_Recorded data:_
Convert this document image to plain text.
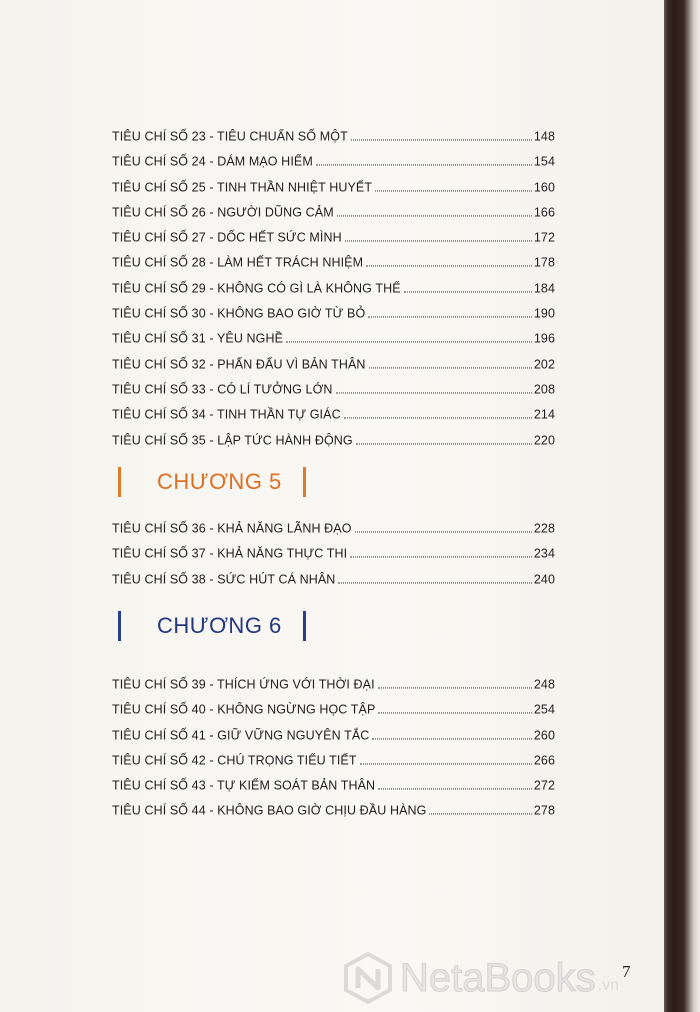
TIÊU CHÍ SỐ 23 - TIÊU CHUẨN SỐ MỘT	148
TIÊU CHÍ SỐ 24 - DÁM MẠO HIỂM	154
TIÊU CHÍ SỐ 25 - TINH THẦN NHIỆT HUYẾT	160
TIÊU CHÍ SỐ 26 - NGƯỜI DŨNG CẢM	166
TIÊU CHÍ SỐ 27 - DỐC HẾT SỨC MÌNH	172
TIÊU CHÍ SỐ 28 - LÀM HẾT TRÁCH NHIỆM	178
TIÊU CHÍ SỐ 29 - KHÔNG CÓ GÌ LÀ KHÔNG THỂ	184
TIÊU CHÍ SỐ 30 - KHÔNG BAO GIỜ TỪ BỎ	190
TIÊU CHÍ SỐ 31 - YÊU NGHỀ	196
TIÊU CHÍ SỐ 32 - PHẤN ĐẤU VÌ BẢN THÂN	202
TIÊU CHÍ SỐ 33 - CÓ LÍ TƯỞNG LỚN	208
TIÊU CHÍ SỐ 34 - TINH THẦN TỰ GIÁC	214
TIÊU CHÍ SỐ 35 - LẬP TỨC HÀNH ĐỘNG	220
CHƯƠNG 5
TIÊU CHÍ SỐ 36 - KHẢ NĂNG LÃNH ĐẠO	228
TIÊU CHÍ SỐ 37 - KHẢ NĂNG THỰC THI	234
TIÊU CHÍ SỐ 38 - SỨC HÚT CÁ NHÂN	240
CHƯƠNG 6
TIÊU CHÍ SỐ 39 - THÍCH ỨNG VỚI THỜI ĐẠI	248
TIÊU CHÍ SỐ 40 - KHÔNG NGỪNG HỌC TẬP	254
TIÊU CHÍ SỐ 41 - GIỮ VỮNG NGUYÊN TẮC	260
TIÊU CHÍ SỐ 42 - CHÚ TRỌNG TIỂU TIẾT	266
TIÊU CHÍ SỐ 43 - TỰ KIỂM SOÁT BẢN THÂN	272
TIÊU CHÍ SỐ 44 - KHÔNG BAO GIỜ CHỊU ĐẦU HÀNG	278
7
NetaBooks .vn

---

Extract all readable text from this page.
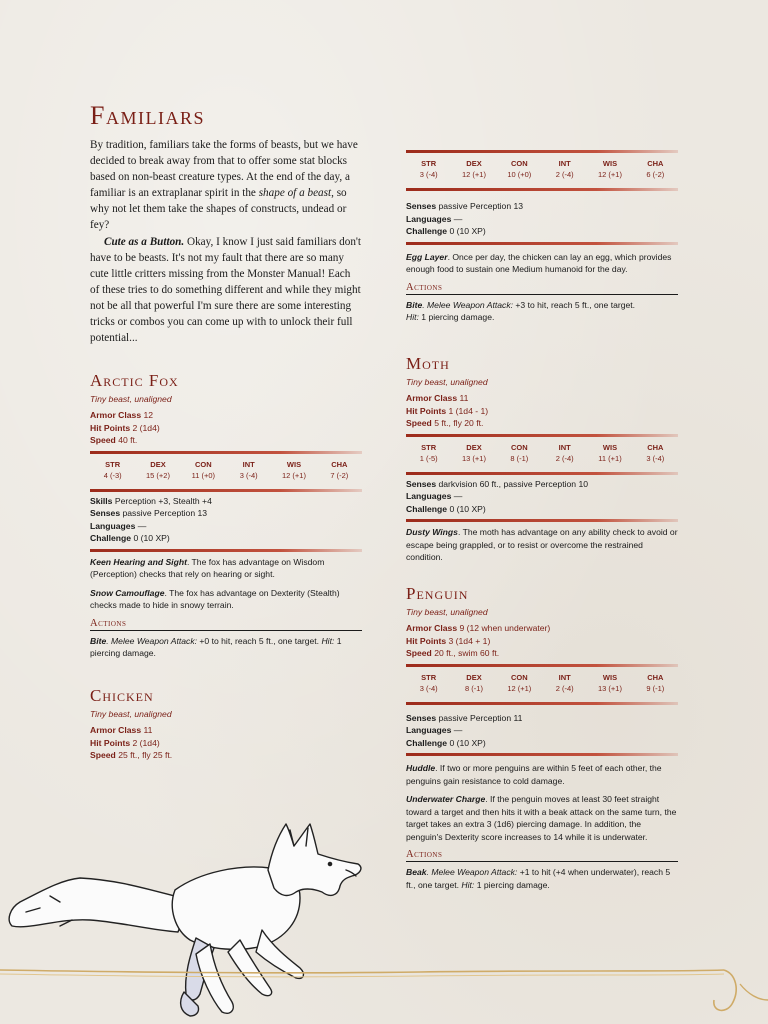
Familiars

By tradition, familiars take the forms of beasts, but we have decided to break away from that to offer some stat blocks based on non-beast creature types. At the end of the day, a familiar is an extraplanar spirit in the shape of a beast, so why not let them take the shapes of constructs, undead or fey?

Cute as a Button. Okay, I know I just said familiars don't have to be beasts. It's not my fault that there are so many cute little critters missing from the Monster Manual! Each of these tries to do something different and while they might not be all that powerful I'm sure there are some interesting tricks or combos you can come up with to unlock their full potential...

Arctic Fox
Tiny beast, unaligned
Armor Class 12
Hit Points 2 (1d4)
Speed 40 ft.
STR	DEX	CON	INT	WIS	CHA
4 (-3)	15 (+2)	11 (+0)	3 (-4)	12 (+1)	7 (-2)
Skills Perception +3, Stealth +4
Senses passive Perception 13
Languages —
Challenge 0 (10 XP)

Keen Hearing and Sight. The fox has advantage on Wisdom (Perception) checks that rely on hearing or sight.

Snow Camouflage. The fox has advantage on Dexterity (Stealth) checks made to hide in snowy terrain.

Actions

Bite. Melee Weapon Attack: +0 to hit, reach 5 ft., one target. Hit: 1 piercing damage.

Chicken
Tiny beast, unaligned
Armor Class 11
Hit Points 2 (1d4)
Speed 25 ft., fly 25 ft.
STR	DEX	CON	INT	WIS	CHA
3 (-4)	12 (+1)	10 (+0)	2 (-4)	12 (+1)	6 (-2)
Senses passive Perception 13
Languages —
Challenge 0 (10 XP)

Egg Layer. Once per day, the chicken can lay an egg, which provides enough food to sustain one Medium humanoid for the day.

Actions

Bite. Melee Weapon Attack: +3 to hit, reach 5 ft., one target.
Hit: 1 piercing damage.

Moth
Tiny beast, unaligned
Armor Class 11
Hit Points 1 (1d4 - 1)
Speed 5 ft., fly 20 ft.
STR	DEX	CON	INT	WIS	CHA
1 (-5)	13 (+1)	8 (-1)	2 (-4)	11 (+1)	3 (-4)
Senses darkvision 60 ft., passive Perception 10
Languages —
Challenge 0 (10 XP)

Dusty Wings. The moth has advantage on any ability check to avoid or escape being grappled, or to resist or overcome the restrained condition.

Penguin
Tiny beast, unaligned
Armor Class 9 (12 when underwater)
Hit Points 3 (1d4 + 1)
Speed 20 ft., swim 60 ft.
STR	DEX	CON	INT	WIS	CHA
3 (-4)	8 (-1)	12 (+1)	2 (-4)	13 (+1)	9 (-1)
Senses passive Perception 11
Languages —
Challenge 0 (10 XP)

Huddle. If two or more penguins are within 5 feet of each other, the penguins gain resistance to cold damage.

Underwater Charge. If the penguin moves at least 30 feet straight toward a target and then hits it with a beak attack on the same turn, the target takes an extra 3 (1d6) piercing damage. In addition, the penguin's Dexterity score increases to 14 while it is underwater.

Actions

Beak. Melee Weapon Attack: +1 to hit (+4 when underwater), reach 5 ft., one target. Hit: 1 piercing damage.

---

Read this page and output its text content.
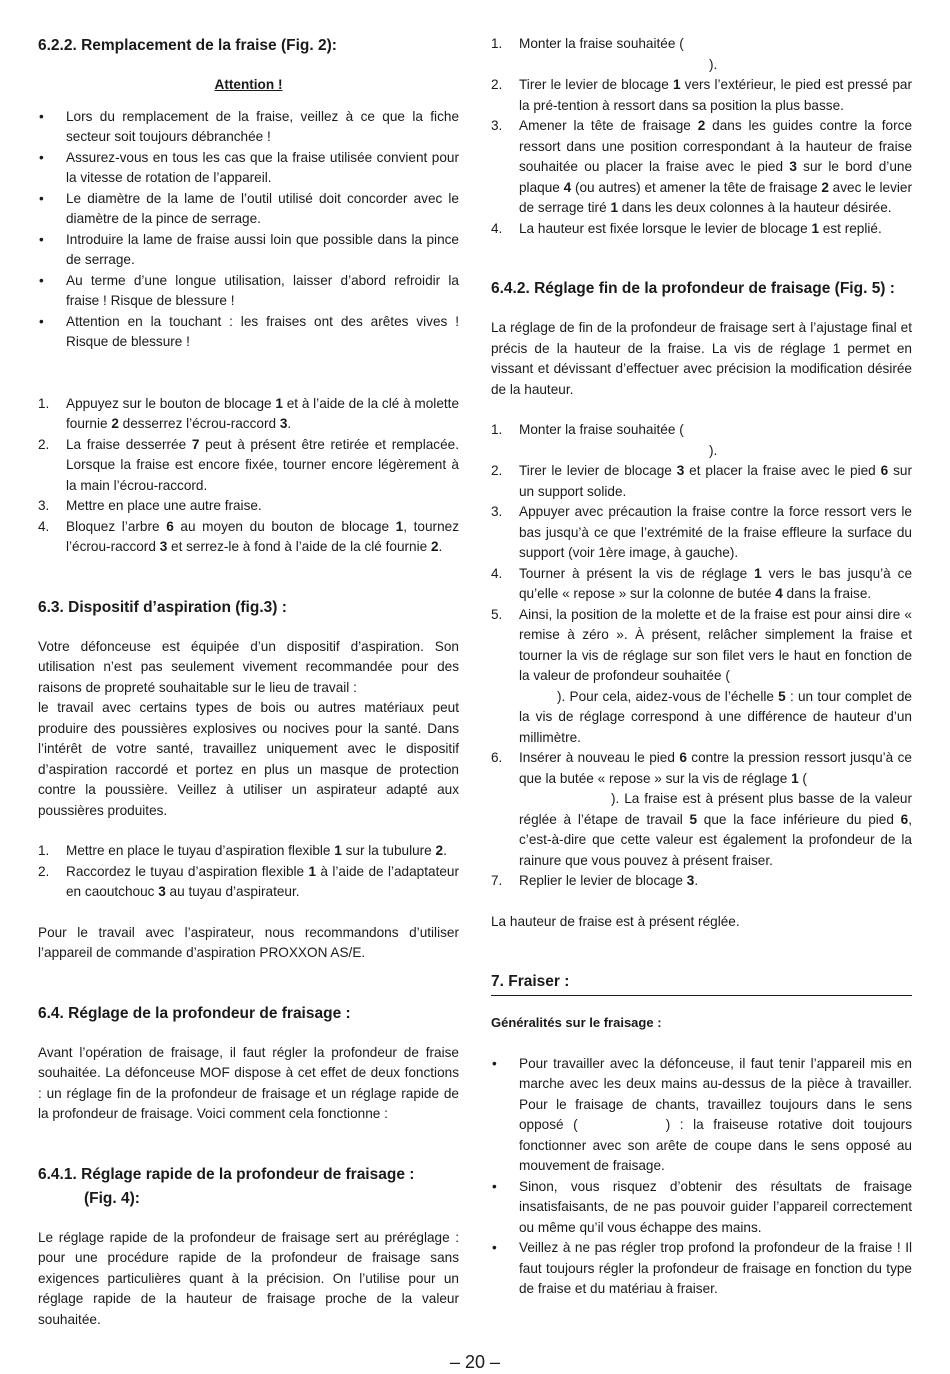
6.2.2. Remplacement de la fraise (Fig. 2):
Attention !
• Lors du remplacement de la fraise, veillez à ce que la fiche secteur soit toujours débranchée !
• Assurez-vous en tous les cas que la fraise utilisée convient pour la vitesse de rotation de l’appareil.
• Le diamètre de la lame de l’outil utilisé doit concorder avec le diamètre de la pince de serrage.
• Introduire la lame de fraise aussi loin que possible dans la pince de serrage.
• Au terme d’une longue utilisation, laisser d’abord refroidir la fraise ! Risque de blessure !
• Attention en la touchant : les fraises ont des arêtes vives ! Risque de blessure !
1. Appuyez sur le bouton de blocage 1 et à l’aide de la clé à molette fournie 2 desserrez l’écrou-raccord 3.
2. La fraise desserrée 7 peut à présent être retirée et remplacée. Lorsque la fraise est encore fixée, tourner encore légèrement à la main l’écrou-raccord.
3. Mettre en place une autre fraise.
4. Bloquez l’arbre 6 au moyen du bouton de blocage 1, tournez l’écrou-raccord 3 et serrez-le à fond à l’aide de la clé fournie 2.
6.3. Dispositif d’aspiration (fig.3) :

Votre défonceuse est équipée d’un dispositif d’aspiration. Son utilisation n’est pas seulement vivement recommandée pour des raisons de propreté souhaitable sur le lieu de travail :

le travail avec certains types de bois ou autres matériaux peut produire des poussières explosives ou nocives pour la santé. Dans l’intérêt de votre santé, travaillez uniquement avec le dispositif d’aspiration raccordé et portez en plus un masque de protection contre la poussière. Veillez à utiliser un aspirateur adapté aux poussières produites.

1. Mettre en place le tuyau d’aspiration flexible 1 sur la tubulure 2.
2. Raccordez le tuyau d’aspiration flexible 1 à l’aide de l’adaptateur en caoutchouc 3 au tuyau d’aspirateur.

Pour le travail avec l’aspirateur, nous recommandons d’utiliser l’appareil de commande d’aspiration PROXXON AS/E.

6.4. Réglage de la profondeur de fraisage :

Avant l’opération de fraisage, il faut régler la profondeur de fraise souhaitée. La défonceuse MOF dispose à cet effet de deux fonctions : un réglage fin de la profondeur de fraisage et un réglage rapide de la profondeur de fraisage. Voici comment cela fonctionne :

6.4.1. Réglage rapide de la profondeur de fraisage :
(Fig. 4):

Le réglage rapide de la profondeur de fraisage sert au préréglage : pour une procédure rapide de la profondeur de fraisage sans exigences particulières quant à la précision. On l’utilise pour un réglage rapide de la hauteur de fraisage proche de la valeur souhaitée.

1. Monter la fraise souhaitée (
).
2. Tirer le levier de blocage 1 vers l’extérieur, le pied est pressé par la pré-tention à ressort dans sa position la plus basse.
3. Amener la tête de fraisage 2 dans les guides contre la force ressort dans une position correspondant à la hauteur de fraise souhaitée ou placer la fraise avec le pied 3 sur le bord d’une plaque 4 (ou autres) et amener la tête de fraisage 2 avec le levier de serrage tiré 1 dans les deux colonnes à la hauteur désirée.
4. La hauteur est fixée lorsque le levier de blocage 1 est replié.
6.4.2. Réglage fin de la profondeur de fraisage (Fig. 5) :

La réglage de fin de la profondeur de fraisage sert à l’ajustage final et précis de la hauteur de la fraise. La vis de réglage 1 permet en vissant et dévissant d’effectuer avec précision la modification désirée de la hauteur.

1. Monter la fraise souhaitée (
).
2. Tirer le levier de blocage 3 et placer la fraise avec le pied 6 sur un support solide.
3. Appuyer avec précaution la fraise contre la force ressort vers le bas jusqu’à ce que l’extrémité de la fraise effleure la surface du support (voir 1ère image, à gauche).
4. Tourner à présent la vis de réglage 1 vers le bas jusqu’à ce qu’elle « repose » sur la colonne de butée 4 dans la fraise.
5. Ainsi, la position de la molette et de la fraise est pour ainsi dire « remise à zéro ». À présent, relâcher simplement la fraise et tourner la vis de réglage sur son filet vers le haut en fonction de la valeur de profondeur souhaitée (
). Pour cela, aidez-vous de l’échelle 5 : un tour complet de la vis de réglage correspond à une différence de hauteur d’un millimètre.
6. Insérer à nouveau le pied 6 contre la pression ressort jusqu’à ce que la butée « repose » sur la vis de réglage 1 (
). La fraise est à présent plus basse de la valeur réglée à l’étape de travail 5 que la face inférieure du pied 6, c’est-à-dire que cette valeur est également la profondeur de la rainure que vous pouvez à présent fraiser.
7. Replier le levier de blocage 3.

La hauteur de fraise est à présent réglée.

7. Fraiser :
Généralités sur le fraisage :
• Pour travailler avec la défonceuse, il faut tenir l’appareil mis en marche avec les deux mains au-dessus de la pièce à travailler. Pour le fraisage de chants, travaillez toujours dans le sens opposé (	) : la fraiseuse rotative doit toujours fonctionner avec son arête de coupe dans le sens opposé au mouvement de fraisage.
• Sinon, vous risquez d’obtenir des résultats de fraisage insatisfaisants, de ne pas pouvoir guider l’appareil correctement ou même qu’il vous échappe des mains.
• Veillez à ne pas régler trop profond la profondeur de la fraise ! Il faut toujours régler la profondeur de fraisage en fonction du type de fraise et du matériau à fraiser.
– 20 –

_Problem statement:_ How many lines of the listing include the string "Bite"? Answer with the number alone.

_Response to this exercise:_ 2